REQUIREMENTS: Return all of the entries exactly as written.
-- start of GIVEN RECORDS --
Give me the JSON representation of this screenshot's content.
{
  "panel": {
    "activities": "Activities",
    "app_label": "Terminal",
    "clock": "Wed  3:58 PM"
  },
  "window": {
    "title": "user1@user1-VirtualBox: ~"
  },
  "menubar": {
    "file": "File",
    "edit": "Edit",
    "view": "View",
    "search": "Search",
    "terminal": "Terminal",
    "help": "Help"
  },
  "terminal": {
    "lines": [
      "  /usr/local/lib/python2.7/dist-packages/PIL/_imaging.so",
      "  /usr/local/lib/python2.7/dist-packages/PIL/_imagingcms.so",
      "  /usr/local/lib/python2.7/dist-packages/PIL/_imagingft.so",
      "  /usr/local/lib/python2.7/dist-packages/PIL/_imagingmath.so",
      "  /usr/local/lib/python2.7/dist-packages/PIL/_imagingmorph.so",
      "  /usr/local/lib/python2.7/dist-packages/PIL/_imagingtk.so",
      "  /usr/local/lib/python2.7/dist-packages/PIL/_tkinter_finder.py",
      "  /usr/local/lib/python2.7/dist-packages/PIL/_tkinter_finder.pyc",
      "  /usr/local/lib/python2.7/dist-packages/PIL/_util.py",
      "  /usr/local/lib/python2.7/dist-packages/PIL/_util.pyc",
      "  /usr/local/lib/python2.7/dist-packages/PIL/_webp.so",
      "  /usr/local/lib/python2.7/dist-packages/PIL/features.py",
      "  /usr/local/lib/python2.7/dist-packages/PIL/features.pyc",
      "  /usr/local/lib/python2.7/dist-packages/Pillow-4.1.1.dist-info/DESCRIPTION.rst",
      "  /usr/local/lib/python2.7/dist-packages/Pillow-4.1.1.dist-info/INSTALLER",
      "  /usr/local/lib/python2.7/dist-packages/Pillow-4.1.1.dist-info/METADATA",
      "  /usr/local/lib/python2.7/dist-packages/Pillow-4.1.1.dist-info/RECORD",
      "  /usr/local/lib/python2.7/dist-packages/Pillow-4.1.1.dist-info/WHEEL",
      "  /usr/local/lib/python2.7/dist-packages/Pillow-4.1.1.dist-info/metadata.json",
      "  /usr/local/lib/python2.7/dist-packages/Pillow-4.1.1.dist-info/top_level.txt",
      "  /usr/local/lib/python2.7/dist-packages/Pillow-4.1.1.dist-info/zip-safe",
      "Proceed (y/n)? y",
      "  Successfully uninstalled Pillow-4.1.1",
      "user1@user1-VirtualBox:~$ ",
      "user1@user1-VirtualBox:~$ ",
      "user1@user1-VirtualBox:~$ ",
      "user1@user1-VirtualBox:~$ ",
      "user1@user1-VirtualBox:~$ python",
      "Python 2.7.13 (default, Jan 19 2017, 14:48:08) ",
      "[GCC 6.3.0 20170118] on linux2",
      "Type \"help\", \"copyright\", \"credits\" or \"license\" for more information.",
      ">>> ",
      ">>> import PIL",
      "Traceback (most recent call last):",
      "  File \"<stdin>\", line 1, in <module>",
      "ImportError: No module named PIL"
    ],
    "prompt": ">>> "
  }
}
-- end of GIVEN RECORDS --
CORRECT OUTPUT:
Give me the JSON representation of this screenshot's content.
{
  "panel": {
    "activities": "Activities",
    "app_label": "Terminal",
    "clock": "Wed  3:58 PM"
  },
  "window": {
    "title": "user1@user1-VirtualBox: ~"
  },
  "menubar": {
    "file": "File",
    "edit": "Edit",
    "view": "View",
    "search": "Search",
    "terminal": "Terminal",
    "help": "Help"
  },
  "terminal": {
    "lines": [
      "  /usr/local/lib/python2.7/dist-packages/PIL/_imaging.so",
      "  /usr/local/lib/python2.7/dist-packages/PIL/_imagingcms.so",
      "  /usr/local/lib/python2.7/dist-packages/PIL/_imagingft.so",
      "  /usr/local/lib/python2.7/dist-packages/PIL/_imagingmath.so",
      "  /usr/local/lib/python2.7/dist-packages/PIL/_imagingmorph.so",
      "  /usr/local/lib/python2.7/dist-packages/PIL/_imagingtk.so",
      "  /usr/local/lib/python2.7/dist-packages/PIL/_tkinter_finder.py",
      "  /usr/local/lib/python2.7/dist-packages/PIL/_tkinter_finder.pyc",
      "  /usr/local/lib/python2.7/dist-packages/PIL/_util.py",
      "  /usr/local/lib/python2.7/dist-packages/PIL/_util.pyc",
      "  /usr/local/lib/python2.7/dist-packages/PIL/_webp.so",
      "  /usr/local/lib/python2.7/dist-packages/PIL/features.py",
      "  /usr/local/lib/python2.7/dist-packages/PIL/features.pyc",
      "  /usr/local/lib/python2.7/dist-packages/Pillow-4.1.1.dist-info/DESCRIPTION.rst",
      "  /usr/local/lib/python2.7/dist-packages/Pillow-4.1.1.dist-info/INSTALLER",
      "  /usr/local/lib/python2.7/dist-packages/Pillow-4.1.1.dist-info/METADATA",
      "  /usr/local/lib/python2.7/dist-packages/Pillow-4.1.1.dist-info/RECORD",
      "  /usr/local/lib/python2.7/dist-packages/Pillow-4.1.1.dist-info/WHEEL",
      "  /usr/local/lib/python2.7/dist-packages/Pillow-4.1.1.dist-info/metadata.json",
      "  /usr/local/lib/python2.7/dist-packages/Pillow-4.1.1.dist-info/top_level.txt",
      "  /usr/local/lib/python2.7/dist-packages/Pillow-4.1.1.dist-info/zip-safe",
      "Proceed (y/n)? y",
      "  Successfully uninstalled Pillow-4.1.1",
      "user1@user1-VirtualBox:~$ ",
      "user1@user1-VirtualBox:~$ ",
      "user1@user1-VirtualBox:~$ ",
      "user1@user1-VirtualBox:~$ ",
      "user1@user1-VirtualBox:~$ python",
      "Python 2.7.13 (default, Jan 19 2017, 14:48:08) ",
      "[GCC 6.3.0 20170118] on linux2",
      "Type \"help\", \"copyright\", \"credits\" or \"license\" for more information.",
      ">>> ",
      ">>> import PIL",
      "Traceback (most recent call last):",
      "  File \"<stdin>\", line 1, in <module>",
      "ImportError: No module named PIL"
    ],
    "prompt": ">>> "
  }
}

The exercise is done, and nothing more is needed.